⟨
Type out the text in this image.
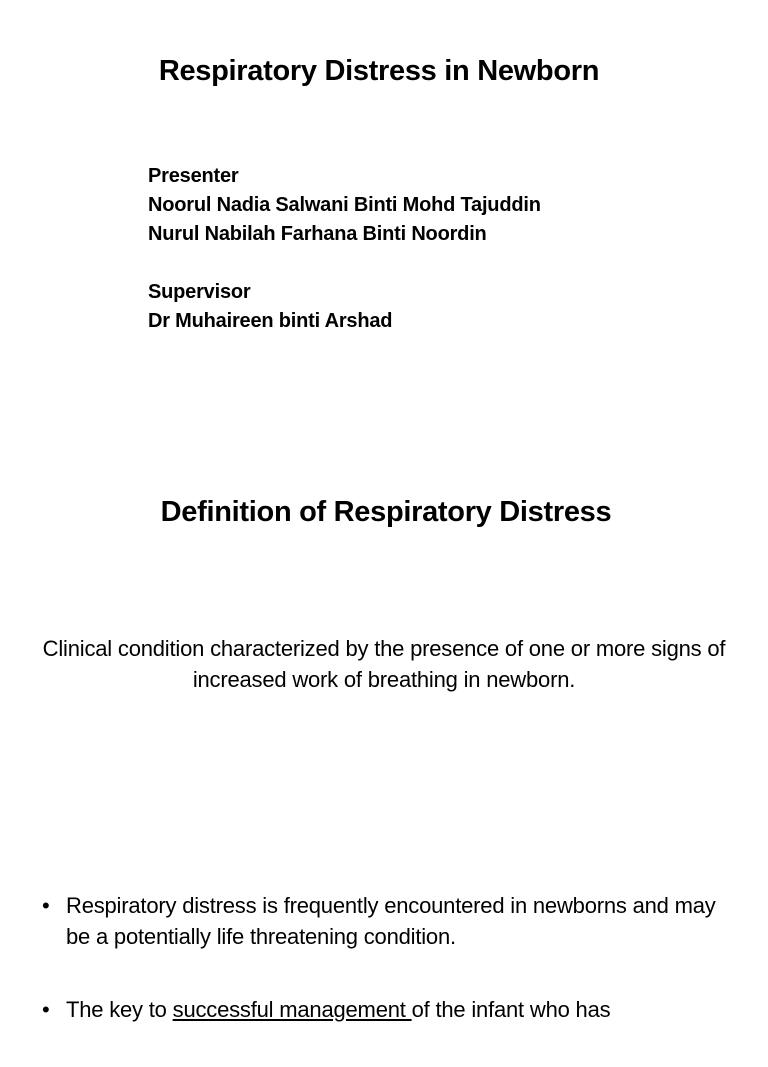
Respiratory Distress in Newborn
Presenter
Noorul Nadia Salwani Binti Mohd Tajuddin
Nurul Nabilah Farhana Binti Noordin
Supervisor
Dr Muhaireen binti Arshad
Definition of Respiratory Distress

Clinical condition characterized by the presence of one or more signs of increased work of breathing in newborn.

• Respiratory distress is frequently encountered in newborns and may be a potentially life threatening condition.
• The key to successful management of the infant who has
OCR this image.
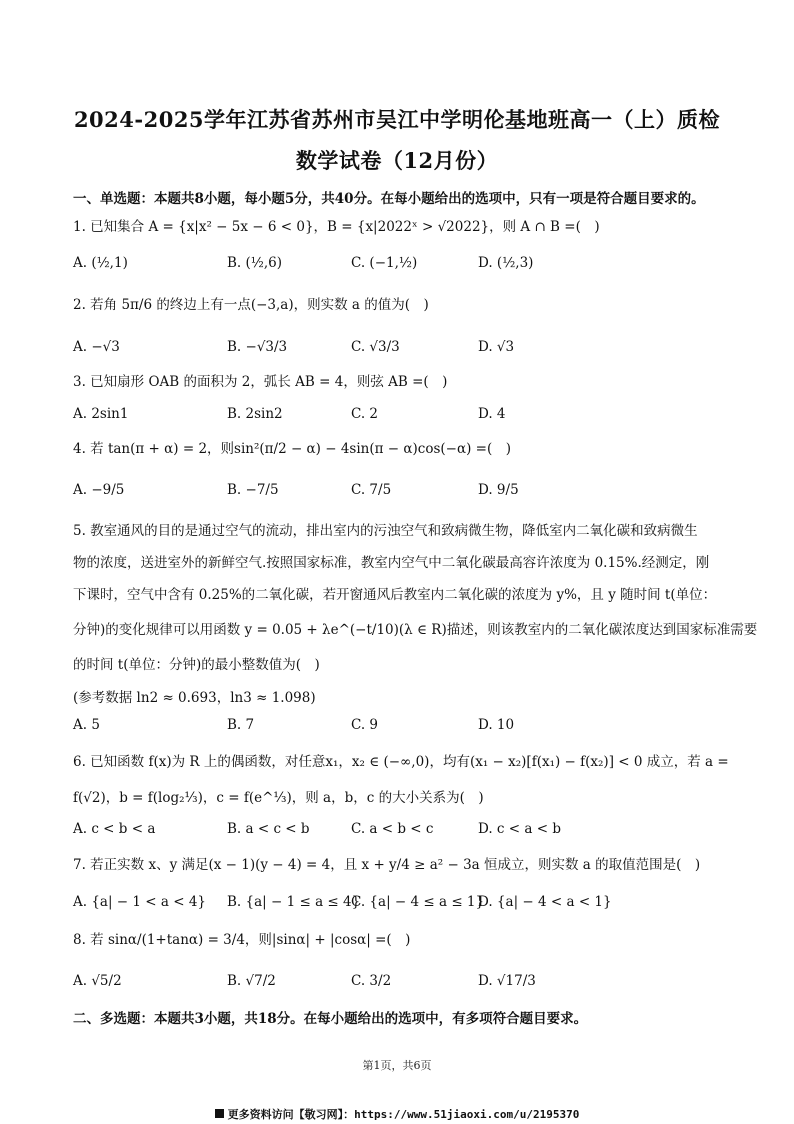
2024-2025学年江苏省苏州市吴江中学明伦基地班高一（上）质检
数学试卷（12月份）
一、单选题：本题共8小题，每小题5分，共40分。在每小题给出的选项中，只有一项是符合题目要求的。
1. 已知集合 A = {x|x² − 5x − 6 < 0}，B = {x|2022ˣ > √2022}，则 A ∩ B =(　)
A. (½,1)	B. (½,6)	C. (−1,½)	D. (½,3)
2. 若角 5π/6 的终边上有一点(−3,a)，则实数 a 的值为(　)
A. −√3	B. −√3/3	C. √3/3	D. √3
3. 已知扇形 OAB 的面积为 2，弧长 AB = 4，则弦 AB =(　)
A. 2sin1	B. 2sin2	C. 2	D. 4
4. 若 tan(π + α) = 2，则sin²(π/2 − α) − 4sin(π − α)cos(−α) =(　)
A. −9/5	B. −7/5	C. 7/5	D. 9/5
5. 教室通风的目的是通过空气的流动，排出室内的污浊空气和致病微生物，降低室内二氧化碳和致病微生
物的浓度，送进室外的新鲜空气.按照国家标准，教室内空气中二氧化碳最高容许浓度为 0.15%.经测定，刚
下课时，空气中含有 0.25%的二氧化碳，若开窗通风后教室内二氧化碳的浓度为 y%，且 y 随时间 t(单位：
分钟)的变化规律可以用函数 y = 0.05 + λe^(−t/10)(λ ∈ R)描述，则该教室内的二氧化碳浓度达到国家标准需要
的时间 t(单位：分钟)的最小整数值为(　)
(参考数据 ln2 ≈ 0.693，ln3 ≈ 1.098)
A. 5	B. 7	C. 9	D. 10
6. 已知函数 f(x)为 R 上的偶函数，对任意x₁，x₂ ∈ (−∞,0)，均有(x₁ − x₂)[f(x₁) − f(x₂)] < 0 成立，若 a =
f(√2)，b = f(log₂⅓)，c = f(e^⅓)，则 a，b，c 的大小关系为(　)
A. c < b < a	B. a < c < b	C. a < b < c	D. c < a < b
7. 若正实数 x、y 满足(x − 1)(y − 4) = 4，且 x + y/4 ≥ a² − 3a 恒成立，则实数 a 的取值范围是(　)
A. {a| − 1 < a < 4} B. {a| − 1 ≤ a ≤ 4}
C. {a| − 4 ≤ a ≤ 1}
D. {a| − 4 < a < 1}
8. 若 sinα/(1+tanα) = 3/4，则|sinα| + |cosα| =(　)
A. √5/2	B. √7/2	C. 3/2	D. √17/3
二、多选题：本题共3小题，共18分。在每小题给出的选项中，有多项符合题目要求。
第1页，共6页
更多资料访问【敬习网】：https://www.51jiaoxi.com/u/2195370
⟩
⟨
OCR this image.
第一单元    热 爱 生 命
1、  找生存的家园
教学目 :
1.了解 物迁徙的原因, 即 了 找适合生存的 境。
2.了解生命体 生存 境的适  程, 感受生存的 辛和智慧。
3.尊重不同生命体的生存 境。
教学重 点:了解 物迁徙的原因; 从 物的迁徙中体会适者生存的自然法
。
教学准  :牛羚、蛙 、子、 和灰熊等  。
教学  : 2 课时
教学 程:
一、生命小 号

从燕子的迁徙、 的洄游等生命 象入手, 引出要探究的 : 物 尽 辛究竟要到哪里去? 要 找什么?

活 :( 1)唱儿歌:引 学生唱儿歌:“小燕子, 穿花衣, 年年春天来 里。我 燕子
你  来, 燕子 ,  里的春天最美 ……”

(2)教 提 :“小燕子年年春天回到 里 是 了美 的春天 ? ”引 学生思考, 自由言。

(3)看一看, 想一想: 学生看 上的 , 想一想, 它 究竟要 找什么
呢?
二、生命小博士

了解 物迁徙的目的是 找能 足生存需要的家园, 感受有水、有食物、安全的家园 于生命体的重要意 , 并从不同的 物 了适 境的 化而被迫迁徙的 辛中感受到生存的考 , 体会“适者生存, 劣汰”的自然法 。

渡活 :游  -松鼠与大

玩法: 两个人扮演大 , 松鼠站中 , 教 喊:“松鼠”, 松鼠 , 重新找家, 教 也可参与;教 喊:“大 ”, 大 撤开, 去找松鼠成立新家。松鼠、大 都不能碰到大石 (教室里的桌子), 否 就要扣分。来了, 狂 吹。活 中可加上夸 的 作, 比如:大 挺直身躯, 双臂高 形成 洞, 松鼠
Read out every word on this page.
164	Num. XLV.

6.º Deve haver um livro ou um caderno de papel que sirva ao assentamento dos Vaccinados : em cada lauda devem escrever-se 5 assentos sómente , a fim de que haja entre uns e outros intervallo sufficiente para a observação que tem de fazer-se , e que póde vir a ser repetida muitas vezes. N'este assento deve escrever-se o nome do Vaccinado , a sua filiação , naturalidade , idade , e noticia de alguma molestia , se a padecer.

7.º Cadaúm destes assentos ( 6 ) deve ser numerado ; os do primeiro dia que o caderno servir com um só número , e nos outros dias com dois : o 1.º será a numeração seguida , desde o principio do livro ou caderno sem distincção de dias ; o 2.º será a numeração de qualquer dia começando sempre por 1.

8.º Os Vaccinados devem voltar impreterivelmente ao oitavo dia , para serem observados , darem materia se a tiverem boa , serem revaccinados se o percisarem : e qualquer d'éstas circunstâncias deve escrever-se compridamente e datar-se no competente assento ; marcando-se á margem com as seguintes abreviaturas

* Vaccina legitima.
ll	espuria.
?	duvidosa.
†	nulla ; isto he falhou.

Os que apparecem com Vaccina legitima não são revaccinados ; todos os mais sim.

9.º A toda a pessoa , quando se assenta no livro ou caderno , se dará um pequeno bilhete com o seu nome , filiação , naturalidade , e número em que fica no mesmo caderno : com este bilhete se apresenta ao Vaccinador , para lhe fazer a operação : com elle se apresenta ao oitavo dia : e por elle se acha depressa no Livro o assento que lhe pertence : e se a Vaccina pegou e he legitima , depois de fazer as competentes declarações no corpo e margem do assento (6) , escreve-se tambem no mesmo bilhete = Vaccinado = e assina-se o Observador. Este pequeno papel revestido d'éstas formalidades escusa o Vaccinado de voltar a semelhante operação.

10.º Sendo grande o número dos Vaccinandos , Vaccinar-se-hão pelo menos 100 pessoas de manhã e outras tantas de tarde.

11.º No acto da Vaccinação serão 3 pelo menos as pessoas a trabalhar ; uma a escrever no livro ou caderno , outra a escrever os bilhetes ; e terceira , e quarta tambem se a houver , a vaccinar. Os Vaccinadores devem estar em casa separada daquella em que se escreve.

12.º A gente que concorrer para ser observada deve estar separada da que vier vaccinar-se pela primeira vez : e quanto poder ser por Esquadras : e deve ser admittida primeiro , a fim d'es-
⟩
> [Problem statement] All lines that include "condition" are to be gathered and copied.

> [Output for this task]
Clinical condition characterized by the presence of one or more signs of increased work of breathing in newborn.
• Respiratory distress is frequently encountered in newborns and may be a potentially life threatening condition.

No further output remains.